Your goal: The answer is one number: how many lines in the data below hold "this".

- - - - - - -

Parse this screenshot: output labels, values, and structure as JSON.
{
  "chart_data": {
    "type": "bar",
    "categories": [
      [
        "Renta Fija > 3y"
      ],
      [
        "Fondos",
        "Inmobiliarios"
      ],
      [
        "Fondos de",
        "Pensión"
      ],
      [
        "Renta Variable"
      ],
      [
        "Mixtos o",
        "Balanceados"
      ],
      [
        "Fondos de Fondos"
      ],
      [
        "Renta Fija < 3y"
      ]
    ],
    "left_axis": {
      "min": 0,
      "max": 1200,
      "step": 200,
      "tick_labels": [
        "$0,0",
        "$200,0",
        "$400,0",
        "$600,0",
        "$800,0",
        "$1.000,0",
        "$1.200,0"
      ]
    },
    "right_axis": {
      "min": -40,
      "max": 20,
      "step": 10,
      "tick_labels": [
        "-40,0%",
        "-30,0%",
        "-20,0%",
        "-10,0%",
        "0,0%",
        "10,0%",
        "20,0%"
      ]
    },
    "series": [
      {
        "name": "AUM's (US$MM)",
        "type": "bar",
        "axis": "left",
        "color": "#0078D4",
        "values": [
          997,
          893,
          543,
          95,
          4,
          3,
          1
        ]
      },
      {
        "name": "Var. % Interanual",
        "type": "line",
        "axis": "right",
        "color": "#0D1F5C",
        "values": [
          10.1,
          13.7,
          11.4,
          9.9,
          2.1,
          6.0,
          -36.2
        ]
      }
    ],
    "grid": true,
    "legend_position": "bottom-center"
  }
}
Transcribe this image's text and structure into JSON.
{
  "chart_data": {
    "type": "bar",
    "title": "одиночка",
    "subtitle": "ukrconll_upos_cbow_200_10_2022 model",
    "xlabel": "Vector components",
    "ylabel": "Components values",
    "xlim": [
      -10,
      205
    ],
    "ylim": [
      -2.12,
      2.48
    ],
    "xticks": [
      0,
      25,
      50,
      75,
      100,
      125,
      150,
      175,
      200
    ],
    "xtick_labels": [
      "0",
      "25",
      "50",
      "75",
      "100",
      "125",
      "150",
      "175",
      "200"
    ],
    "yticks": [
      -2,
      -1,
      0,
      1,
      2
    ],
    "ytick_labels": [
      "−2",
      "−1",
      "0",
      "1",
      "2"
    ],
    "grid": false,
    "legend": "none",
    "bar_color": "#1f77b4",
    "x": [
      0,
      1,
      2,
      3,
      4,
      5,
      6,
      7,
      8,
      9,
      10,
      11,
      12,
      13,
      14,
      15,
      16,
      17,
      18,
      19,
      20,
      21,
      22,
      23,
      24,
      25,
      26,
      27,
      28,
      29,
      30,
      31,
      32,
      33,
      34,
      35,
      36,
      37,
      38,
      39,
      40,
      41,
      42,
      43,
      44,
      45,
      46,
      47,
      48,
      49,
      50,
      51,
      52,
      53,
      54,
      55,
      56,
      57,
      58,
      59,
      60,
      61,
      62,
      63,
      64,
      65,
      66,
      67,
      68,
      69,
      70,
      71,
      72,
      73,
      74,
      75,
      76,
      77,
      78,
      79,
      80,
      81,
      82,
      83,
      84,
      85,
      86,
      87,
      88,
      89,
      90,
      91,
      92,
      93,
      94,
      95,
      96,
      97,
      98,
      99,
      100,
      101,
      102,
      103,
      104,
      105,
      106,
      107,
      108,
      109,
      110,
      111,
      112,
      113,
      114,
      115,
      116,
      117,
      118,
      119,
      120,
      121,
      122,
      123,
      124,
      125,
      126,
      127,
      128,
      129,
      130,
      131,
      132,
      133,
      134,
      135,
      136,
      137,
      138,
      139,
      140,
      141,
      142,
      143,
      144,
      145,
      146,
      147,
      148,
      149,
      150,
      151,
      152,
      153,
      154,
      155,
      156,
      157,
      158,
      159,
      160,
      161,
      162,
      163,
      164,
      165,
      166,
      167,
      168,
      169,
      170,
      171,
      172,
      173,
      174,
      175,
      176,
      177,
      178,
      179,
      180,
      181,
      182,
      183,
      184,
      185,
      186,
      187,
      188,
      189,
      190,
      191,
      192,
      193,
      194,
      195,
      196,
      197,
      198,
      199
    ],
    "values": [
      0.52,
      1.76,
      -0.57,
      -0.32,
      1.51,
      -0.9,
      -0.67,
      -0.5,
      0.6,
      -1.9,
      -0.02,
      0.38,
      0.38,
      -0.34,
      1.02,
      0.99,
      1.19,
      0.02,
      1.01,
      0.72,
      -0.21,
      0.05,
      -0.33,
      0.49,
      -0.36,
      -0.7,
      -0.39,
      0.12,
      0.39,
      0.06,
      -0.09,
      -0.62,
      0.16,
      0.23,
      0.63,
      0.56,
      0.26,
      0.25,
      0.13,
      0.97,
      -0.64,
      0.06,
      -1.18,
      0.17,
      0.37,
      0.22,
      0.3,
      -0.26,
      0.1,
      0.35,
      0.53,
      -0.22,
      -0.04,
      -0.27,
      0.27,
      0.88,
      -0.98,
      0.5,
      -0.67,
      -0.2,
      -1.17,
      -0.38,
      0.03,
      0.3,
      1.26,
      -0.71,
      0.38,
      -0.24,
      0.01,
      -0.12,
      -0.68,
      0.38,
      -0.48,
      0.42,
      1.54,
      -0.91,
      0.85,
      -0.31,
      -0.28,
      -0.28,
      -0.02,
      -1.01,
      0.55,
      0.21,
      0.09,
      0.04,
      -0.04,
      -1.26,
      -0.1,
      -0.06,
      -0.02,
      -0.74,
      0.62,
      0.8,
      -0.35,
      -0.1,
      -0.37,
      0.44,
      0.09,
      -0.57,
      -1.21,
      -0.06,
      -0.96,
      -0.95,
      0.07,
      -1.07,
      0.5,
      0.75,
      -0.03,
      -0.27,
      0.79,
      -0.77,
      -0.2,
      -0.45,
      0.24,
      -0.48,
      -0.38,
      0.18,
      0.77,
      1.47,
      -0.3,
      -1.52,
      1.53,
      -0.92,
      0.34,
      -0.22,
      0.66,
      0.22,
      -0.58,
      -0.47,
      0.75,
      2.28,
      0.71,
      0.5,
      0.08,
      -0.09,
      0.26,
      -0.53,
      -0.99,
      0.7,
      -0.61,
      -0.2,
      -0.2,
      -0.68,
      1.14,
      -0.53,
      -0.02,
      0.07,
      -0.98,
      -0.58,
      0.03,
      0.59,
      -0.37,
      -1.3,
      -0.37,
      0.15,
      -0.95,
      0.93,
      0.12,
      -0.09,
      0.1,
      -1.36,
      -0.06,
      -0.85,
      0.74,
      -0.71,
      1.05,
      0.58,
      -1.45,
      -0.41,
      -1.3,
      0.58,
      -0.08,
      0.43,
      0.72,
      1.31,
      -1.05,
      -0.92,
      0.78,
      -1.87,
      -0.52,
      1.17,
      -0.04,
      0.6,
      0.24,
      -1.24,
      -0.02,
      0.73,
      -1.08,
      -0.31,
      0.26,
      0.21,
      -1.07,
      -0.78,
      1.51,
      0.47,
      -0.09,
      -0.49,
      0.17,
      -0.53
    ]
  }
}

- - - - - - -

Task answer: 2